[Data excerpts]
╭──

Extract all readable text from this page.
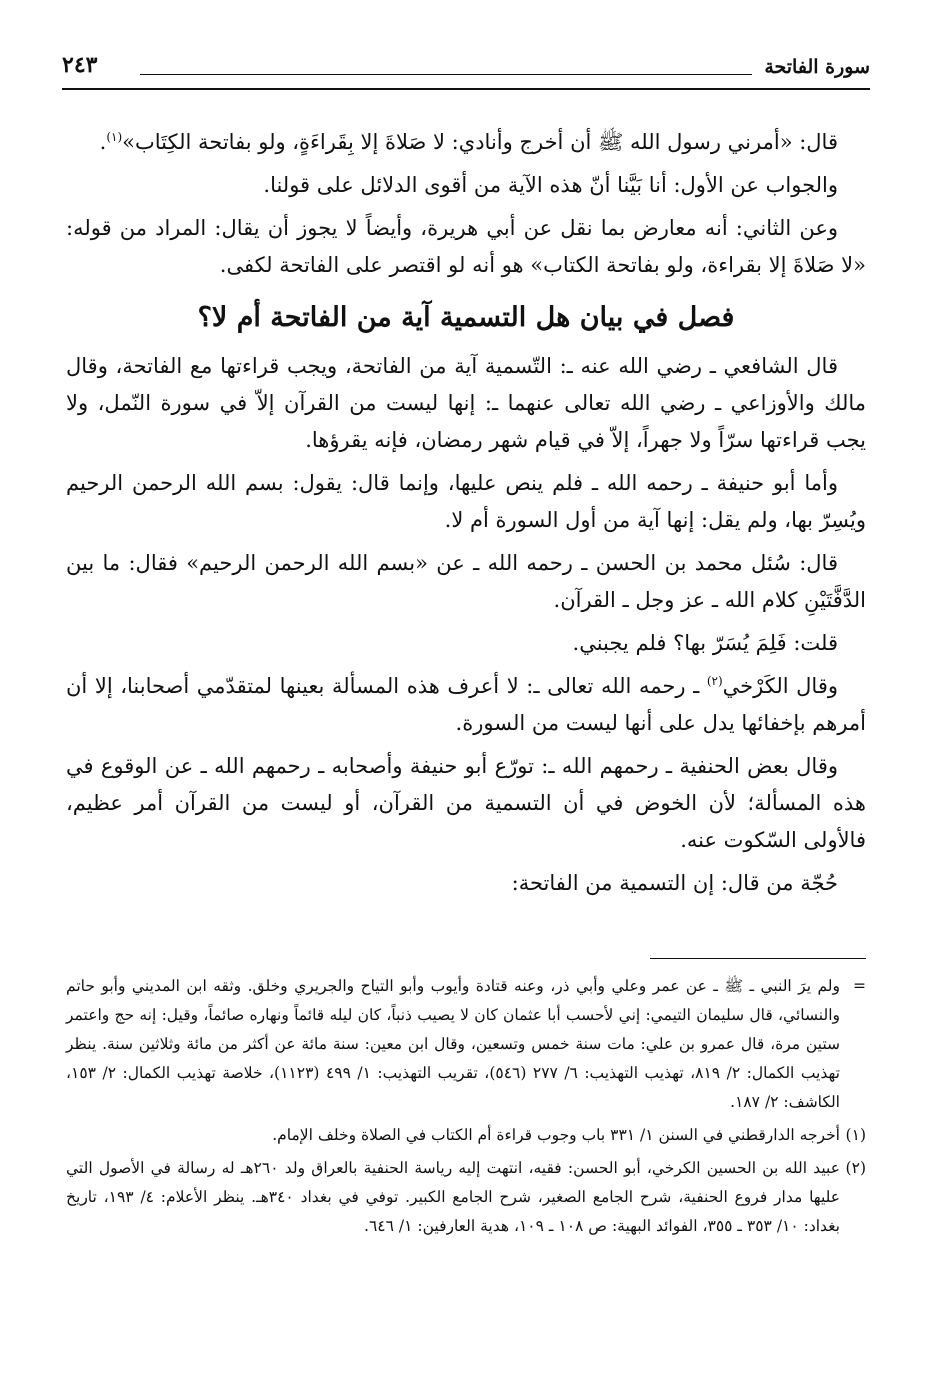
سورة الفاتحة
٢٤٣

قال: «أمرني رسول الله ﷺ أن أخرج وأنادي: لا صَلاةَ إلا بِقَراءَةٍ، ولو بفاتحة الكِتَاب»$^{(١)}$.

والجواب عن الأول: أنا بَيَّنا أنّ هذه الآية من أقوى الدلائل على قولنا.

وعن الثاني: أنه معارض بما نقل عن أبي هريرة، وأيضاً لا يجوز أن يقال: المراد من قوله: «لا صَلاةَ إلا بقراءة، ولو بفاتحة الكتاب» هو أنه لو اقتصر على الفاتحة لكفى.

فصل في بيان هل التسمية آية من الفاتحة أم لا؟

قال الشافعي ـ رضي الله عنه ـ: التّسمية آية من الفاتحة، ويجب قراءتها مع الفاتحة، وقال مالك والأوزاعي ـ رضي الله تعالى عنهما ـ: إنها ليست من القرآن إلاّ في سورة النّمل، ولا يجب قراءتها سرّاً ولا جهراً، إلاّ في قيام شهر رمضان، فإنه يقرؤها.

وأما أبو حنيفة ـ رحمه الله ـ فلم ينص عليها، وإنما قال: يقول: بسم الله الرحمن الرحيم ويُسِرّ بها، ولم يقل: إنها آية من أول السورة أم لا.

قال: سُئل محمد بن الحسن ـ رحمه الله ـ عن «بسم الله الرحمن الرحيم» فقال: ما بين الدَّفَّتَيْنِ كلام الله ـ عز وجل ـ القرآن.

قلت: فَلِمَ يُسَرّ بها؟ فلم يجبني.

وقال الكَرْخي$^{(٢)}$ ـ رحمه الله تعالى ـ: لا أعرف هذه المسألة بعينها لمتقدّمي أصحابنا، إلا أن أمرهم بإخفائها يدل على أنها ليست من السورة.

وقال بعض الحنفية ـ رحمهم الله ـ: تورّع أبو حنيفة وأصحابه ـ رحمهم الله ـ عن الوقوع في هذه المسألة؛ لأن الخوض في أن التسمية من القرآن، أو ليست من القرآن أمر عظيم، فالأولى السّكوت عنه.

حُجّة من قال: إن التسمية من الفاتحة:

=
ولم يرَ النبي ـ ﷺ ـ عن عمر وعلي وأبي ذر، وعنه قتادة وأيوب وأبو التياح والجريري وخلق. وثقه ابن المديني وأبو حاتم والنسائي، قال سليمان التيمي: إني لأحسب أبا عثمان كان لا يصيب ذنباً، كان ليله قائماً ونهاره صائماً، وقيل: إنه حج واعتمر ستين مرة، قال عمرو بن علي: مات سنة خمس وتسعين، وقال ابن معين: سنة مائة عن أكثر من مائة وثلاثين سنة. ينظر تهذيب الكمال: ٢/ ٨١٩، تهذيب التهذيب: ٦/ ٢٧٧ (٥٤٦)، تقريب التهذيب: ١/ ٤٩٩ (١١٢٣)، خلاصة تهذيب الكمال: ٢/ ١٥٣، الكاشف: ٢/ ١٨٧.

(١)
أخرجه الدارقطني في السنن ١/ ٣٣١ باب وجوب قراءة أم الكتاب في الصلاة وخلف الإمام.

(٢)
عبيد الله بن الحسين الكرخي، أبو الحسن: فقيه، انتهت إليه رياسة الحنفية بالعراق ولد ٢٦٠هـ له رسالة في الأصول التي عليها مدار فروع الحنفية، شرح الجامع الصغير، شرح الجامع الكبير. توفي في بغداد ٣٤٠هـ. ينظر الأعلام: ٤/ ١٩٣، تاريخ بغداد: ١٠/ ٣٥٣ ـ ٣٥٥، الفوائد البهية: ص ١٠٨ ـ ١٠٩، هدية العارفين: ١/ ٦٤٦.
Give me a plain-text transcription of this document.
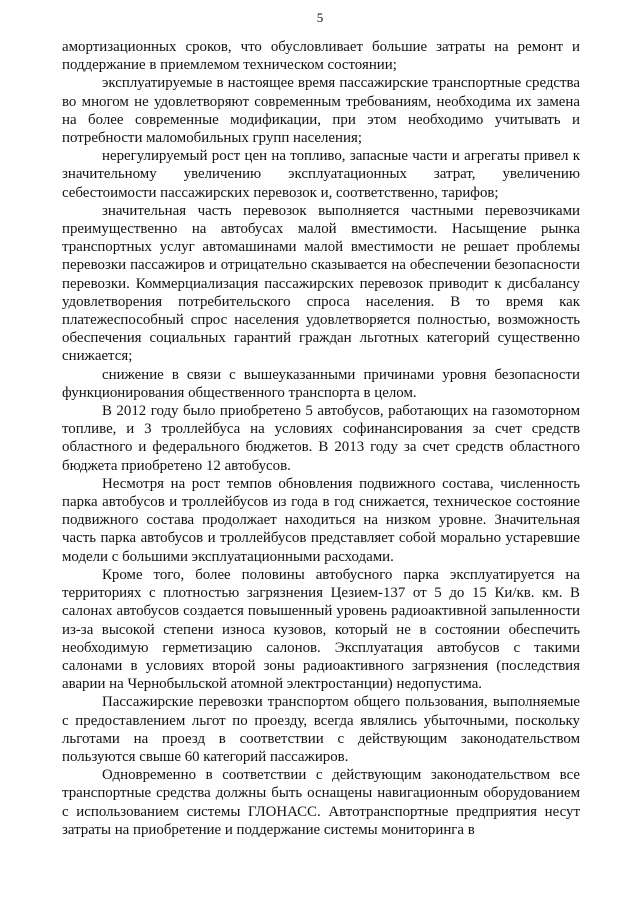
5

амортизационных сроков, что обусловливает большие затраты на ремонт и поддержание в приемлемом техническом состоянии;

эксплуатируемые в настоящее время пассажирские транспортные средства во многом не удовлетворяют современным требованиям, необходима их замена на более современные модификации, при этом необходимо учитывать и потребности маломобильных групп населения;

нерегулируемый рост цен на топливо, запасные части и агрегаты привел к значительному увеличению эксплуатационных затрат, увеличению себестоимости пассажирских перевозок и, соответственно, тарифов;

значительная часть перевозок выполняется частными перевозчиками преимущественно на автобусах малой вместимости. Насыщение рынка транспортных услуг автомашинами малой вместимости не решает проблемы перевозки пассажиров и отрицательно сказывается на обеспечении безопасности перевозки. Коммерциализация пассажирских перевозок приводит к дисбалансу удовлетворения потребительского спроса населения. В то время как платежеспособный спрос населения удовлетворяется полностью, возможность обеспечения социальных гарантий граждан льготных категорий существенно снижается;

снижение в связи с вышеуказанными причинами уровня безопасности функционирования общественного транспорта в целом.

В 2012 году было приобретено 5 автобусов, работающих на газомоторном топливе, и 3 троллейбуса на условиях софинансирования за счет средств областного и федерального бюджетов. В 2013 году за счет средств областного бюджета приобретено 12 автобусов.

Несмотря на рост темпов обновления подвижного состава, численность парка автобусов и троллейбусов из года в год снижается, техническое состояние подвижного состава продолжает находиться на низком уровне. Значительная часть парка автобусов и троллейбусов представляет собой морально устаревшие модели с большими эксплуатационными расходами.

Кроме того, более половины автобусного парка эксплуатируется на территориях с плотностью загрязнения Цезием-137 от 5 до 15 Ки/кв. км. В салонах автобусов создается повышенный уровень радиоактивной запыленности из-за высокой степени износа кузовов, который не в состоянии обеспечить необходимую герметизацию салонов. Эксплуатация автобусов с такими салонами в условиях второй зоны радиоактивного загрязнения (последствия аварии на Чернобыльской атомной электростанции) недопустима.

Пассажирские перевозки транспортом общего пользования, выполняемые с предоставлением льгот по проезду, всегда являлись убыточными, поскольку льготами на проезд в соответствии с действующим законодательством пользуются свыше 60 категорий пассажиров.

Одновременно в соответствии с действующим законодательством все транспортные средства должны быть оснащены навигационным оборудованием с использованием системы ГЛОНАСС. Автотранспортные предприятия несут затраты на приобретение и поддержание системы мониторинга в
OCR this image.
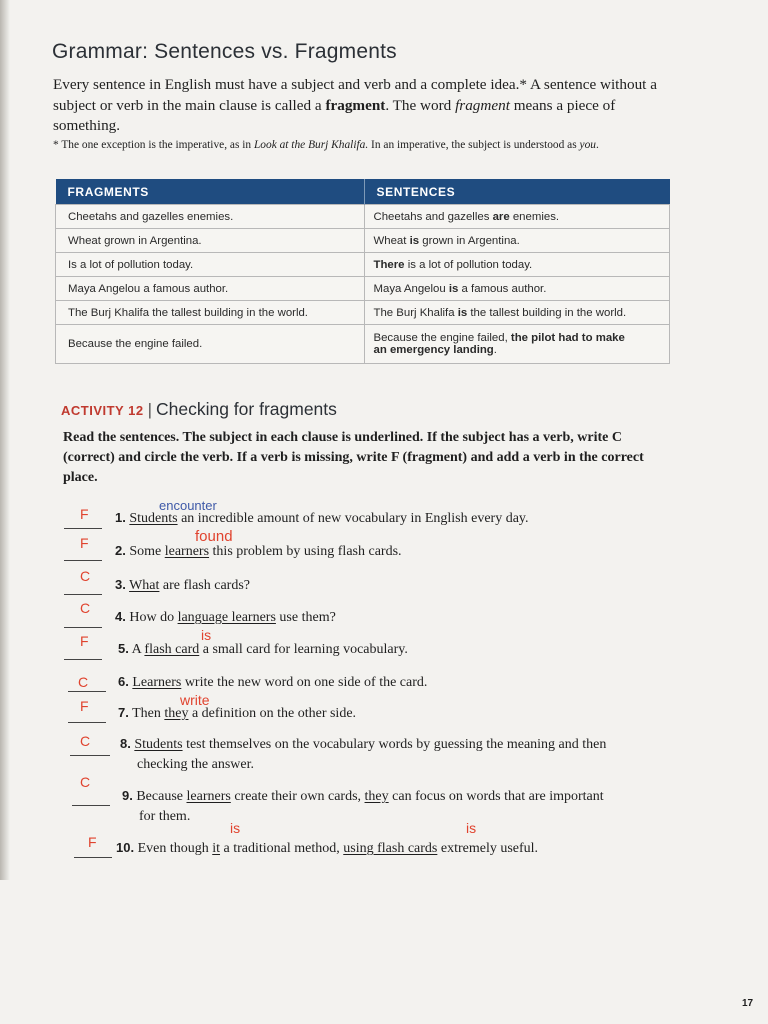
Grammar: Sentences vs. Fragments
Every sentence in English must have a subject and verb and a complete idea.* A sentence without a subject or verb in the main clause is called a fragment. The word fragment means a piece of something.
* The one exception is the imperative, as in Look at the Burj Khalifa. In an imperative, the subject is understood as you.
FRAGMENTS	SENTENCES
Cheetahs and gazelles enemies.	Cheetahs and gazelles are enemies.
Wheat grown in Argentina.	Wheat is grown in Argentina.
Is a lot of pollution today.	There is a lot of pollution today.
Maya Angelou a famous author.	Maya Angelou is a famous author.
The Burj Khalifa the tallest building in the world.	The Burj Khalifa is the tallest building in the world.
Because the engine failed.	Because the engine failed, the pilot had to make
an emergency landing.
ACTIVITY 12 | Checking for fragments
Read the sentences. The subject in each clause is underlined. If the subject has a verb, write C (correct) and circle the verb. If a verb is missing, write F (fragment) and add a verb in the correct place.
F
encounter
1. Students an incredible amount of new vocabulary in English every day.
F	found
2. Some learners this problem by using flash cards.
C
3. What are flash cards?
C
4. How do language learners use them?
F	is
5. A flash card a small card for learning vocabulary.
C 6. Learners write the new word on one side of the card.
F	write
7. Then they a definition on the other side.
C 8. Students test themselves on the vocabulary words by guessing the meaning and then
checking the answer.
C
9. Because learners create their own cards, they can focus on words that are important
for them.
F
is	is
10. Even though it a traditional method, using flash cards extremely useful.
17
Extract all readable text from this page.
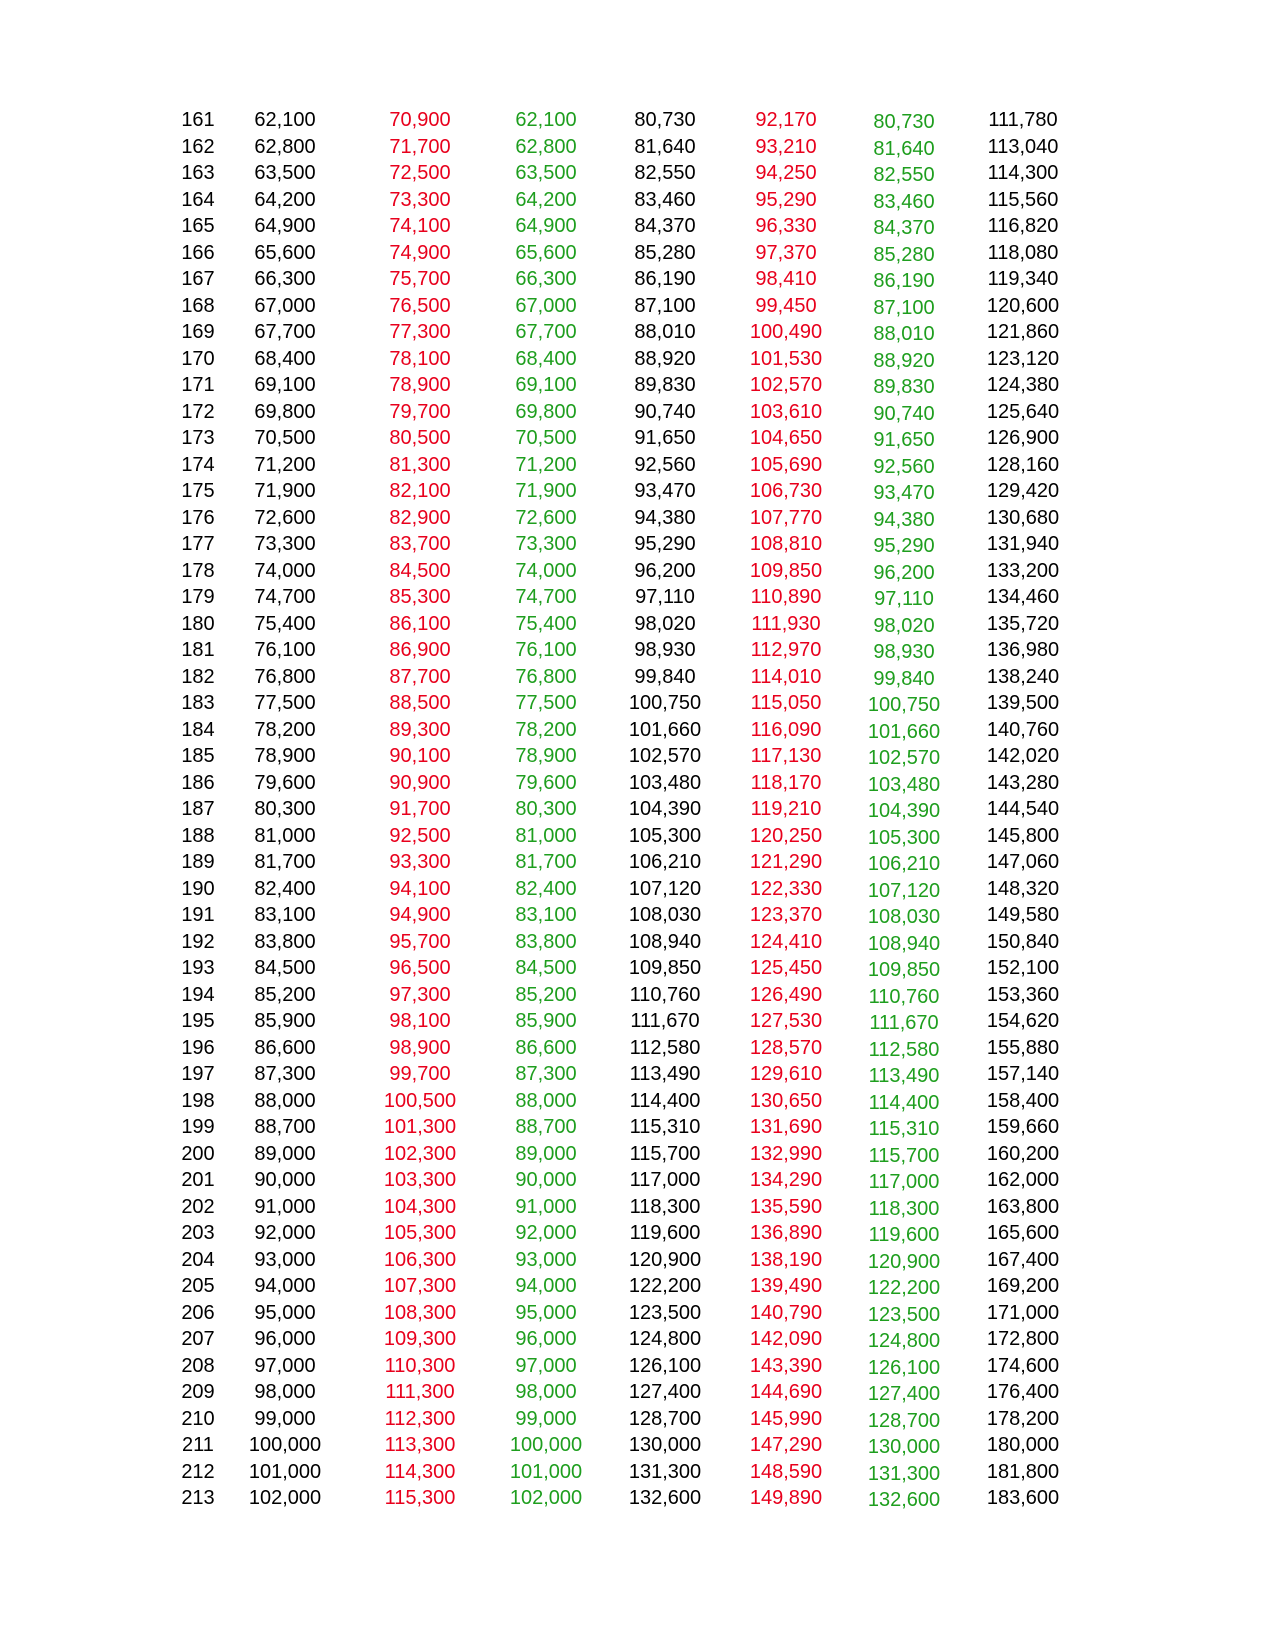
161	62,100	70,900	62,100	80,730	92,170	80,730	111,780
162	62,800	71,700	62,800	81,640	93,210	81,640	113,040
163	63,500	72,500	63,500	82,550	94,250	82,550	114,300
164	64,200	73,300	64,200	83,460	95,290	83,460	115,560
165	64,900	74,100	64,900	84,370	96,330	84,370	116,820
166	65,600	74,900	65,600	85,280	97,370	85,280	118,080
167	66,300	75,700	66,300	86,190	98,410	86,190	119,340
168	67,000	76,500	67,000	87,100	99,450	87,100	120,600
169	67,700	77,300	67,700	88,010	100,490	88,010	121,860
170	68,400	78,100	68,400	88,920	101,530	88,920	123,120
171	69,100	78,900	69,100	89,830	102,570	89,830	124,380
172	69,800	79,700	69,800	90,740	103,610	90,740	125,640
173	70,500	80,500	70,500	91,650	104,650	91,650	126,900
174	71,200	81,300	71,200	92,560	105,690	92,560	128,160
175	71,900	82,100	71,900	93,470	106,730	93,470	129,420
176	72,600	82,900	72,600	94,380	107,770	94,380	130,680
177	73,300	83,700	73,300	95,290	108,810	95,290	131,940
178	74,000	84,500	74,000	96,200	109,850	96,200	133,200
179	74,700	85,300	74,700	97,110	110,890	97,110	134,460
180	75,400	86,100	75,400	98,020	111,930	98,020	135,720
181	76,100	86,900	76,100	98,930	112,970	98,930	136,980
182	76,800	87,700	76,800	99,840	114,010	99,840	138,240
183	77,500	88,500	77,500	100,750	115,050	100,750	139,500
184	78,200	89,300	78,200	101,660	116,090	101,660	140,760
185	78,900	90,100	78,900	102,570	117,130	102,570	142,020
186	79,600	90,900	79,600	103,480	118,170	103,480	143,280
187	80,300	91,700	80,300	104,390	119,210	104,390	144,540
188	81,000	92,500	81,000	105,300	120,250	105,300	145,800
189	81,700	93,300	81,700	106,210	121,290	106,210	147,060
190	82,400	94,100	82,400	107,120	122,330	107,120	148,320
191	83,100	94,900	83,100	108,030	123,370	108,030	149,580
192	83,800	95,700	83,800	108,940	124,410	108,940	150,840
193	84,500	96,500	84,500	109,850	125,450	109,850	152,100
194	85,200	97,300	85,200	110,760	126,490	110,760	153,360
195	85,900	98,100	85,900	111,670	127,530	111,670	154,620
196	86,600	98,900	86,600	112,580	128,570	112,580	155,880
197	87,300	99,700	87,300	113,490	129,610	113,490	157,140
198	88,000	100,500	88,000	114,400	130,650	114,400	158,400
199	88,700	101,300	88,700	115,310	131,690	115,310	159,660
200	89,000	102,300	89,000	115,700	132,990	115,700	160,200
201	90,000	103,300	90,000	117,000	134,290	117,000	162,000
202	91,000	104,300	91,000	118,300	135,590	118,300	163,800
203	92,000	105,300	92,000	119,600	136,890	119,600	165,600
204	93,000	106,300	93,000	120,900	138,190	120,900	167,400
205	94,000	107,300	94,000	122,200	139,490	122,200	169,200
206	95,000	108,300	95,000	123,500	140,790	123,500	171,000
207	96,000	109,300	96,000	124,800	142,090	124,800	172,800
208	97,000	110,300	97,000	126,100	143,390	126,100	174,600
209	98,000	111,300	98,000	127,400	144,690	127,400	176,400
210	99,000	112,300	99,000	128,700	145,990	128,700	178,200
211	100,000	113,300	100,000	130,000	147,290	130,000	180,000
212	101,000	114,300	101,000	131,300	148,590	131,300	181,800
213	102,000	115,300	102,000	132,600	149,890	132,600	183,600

╰──

*Exercise objective*. Filter the listing for the word "التسمية" and copy every line that holds it.

*The solution*.
فصل في بيان هل التسمية آية من الفاتحة أم لا؟
وقال بعض الحنفية ـ رحمهم الله ـ: تورّع أبو حنيفة وأصحابه ـ رحمهم الله ـ عن الوقوع في هذه المسألة؛ لأن الخوض في أن التسمية من القرآن، أو ليست من القرآن أمر عظيم، فالأولى السّكوت عنه.
حُجّة من قال: إن التسمية من الفاتحة:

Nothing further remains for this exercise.